● Extrait du document:
****************
Disparition du journaliste et écrivain Bernard Pivot (1935-2024)


Pivot, l’homme qui multipliait les livres
Bernard Pivot avec Catherine Matausch, "Les dicos d'or', 1995 © MNEBINGER/SIPA

Disparition du journaliste et animateur littéraire Bernard Pivot à l’âge de 89 ans dont l’émission « Apostrophes » aura marqué plusieurs générations


Chez les auteurs non célèbres, c’est-à-dire ceux qui végètent à moins de 1 000 exemplaires vendus (ce qui est fort honorable en 2024), l’ère Pivot à l’antenne apparaît comme un âge d’or, le temps béni des vendredis soir où dans la moiteur d’un plateau, l’illustre inconnu, professeur de banlieue, kiosquier timide ou aventurier du bocage, réussirait à braquer les librairies de France.
****************
● Données enregistrées:
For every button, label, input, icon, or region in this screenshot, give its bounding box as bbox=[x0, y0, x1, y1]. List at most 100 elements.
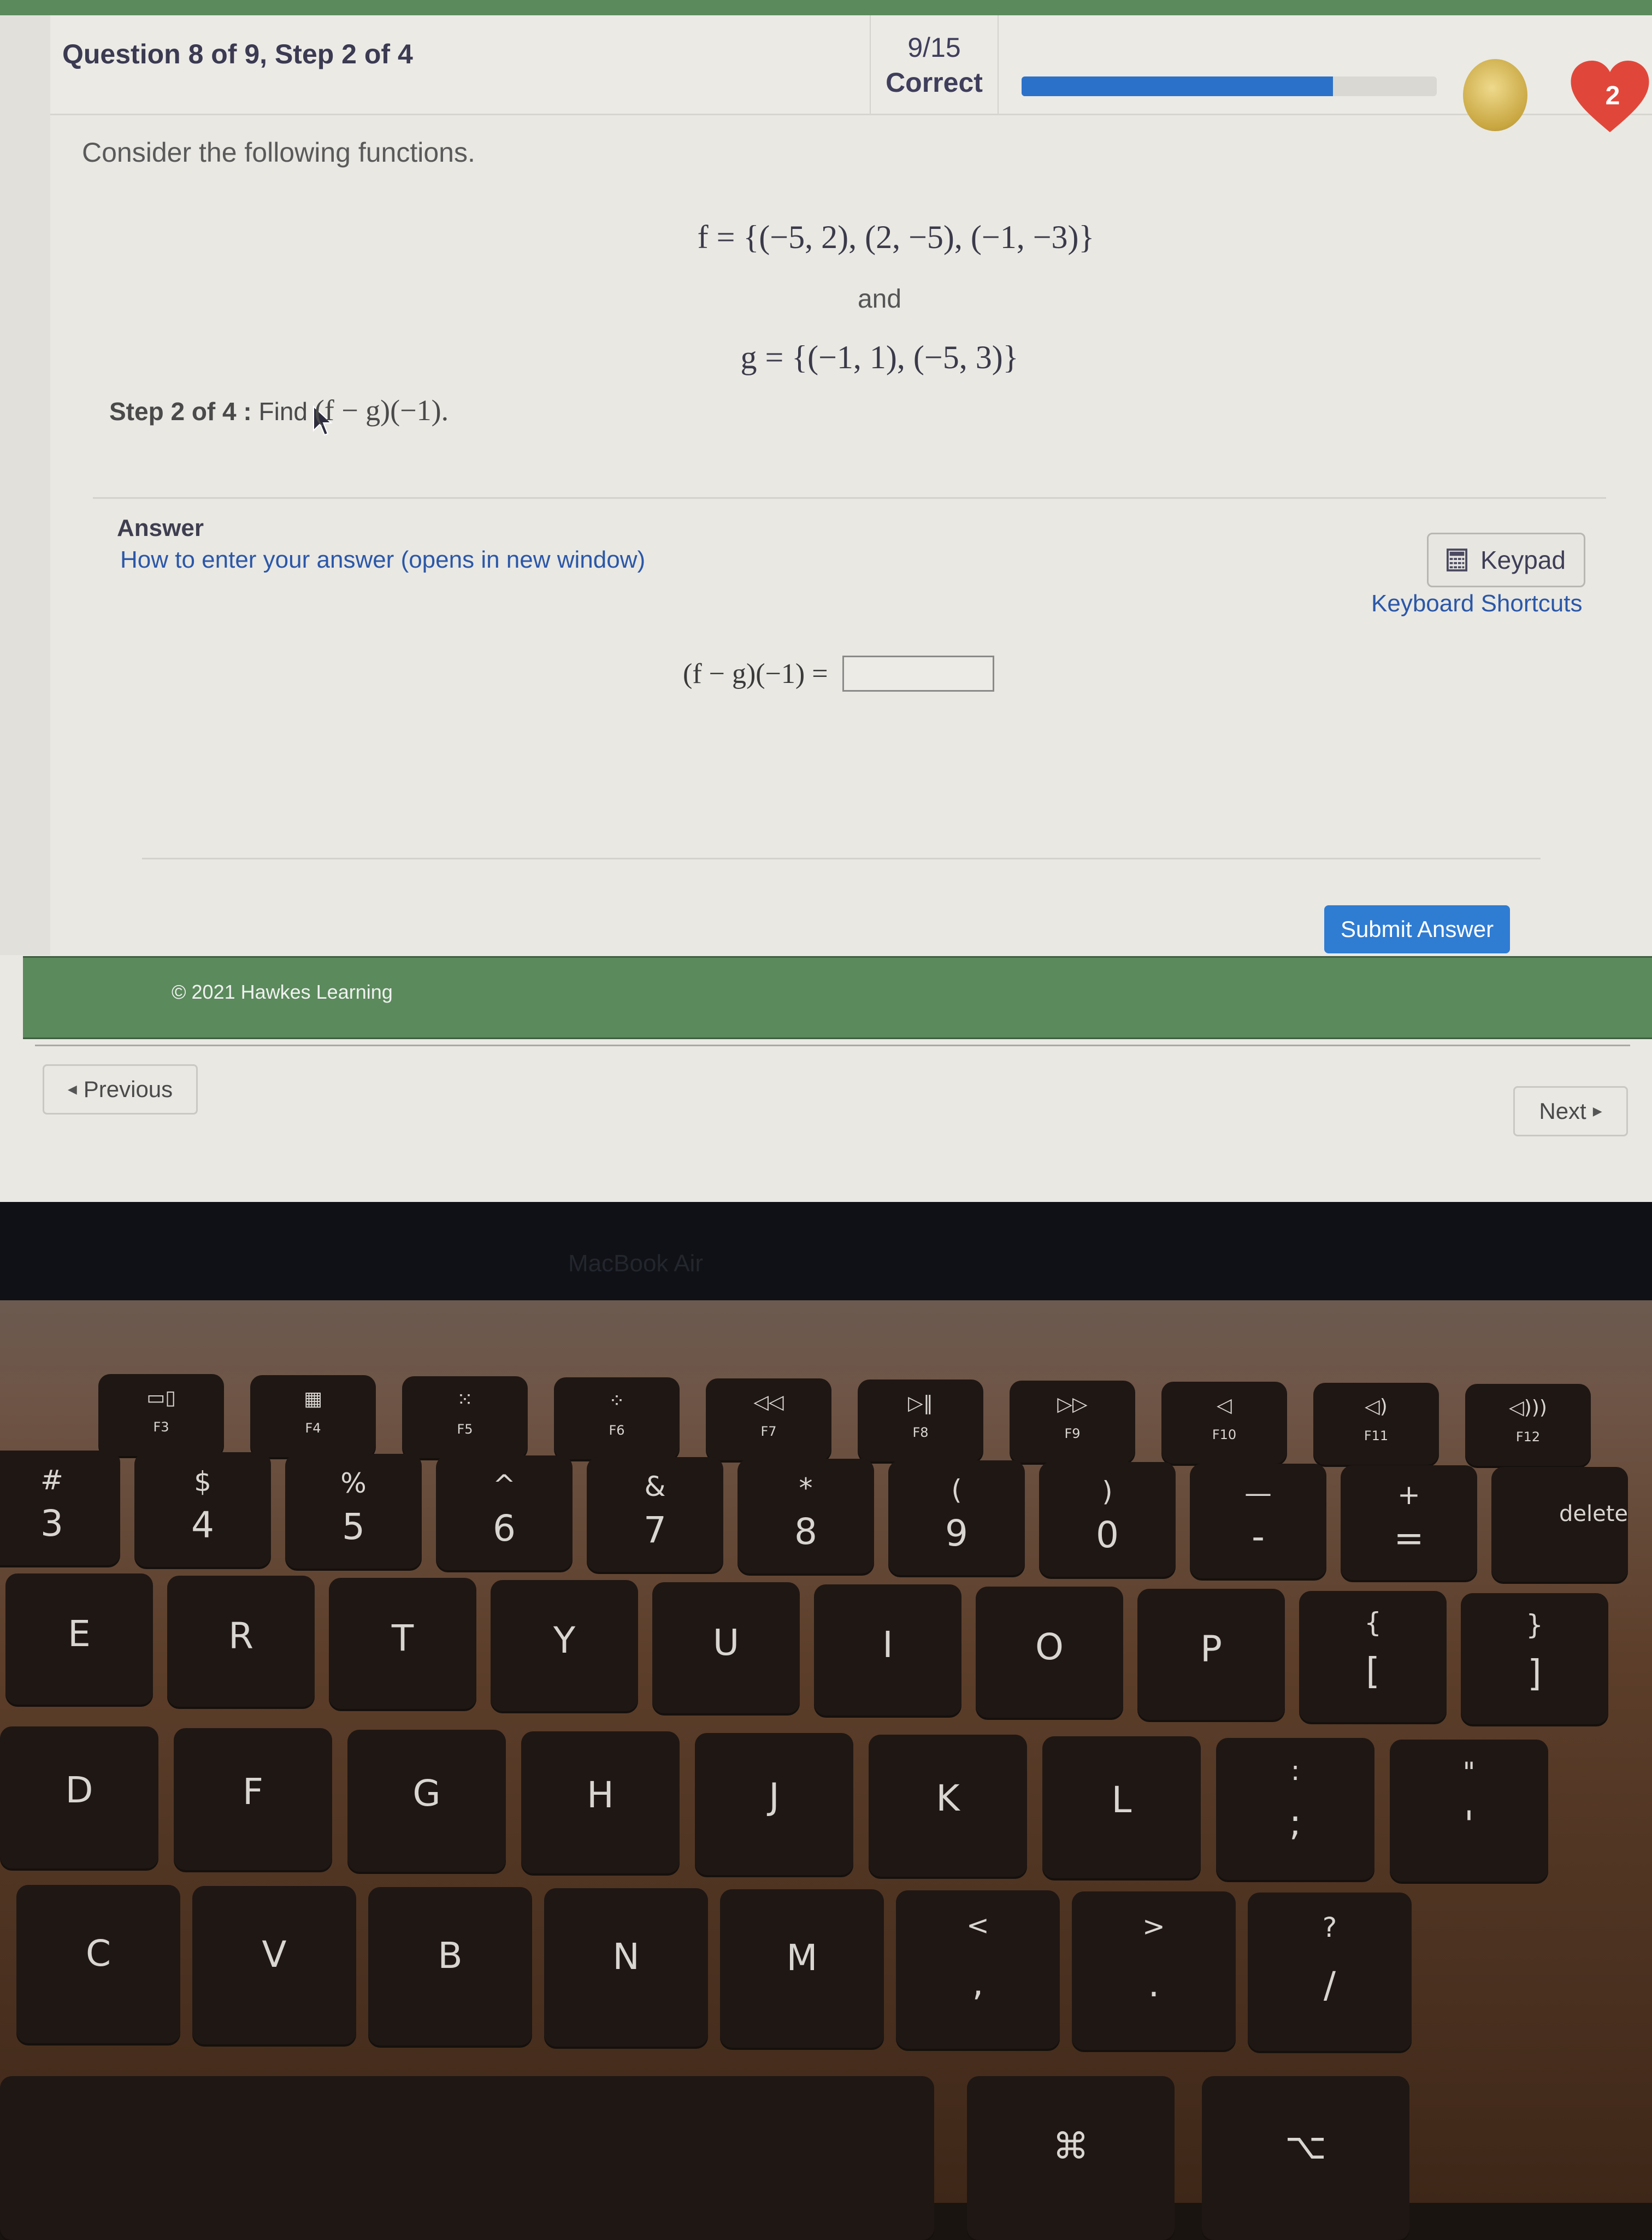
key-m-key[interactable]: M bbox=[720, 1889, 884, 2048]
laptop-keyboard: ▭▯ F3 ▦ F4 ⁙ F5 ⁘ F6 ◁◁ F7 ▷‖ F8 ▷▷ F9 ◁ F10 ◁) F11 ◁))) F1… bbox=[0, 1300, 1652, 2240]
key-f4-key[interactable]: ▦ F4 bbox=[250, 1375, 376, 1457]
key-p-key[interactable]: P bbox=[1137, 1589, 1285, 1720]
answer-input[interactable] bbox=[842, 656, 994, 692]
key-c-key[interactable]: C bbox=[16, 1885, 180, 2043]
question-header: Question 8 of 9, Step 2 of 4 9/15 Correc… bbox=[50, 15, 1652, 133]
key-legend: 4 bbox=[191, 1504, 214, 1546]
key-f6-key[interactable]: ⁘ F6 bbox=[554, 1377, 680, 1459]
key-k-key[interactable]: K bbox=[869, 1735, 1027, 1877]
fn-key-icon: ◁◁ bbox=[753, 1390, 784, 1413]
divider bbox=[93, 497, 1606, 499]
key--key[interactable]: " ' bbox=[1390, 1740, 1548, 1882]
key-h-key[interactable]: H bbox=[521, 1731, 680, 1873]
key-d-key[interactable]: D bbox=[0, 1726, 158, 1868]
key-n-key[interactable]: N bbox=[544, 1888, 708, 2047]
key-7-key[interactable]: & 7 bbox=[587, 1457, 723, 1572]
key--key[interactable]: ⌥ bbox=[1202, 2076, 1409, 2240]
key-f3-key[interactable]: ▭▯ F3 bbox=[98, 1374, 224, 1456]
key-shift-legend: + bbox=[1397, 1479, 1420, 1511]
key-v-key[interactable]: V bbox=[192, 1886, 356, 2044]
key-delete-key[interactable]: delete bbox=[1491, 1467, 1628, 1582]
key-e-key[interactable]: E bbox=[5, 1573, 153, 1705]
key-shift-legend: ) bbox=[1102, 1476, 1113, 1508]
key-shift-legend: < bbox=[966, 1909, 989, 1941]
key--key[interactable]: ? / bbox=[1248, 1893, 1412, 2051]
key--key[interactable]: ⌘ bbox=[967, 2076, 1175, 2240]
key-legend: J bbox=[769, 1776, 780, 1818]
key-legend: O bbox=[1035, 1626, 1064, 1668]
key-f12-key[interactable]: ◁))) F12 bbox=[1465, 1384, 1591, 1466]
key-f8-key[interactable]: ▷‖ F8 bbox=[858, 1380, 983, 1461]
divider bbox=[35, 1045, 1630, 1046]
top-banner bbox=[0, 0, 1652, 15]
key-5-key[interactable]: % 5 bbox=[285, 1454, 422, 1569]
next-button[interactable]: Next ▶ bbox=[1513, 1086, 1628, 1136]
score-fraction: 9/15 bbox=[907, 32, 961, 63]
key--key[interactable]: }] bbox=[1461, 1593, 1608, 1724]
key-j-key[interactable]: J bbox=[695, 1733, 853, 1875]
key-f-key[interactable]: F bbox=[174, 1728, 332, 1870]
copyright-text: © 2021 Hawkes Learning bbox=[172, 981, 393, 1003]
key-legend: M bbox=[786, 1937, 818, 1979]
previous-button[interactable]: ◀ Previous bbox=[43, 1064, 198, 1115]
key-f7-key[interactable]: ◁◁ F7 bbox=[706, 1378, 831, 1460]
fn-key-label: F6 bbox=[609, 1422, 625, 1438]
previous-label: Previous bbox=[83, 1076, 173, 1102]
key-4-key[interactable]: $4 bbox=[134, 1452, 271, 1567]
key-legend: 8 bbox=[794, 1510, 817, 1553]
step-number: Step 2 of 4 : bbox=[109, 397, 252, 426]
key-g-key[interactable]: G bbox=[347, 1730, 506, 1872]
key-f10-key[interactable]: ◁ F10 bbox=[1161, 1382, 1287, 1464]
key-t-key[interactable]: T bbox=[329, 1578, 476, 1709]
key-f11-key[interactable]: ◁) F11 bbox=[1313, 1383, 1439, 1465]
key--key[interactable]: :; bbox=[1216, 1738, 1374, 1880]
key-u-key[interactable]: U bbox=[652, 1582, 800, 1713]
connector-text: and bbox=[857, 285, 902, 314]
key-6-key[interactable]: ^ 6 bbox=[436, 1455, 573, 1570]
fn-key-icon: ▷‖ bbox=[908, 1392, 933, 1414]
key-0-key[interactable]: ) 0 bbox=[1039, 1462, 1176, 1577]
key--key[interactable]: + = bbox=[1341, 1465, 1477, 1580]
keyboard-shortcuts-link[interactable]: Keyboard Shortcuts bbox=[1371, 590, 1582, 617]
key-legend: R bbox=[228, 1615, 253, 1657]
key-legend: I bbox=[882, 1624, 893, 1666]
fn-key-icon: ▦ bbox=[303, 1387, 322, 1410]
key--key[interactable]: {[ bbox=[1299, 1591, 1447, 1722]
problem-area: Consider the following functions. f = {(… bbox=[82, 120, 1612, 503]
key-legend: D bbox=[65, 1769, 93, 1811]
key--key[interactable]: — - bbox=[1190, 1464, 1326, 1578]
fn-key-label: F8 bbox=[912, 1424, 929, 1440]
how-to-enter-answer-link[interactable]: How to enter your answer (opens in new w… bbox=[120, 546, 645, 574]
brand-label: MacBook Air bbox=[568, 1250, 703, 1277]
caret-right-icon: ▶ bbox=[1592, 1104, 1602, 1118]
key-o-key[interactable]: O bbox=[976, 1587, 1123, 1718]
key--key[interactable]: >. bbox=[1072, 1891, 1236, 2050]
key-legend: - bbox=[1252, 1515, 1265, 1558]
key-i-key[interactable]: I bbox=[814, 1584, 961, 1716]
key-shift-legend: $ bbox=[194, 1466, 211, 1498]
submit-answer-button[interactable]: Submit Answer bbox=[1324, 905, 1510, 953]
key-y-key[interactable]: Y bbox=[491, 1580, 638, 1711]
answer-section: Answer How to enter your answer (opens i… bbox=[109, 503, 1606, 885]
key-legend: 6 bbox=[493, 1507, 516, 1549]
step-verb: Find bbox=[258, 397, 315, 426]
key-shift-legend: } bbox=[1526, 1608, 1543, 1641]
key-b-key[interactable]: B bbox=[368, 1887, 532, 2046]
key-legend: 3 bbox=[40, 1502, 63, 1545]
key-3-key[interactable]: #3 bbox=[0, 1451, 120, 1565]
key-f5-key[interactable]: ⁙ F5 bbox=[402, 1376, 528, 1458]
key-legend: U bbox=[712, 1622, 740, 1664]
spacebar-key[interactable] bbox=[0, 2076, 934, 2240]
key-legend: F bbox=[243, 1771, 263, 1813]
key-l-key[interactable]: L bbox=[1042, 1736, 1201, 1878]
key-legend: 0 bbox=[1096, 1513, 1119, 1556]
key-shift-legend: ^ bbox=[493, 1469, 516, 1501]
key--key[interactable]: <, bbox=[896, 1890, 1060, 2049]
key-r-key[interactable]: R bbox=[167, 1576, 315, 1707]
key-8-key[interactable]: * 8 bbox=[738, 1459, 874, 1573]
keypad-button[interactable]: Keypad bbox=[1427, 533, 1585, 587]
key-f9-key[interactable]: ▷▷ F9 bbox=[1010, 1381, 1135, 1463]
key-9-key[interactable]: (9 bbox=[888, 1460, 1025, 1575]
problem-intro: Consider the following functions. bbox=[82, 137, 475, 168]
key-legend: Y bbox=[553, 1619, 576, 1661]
****************
● Énoncé:
Dans l'extrait sur Bernard Pivot, relevez les figures que le texte donne pour « l'illustre inconnu » capable de « braquer les librairies de France ».

● Réponse:
- professeur de banlieue
- kiosquier timide
- aventurier du bocage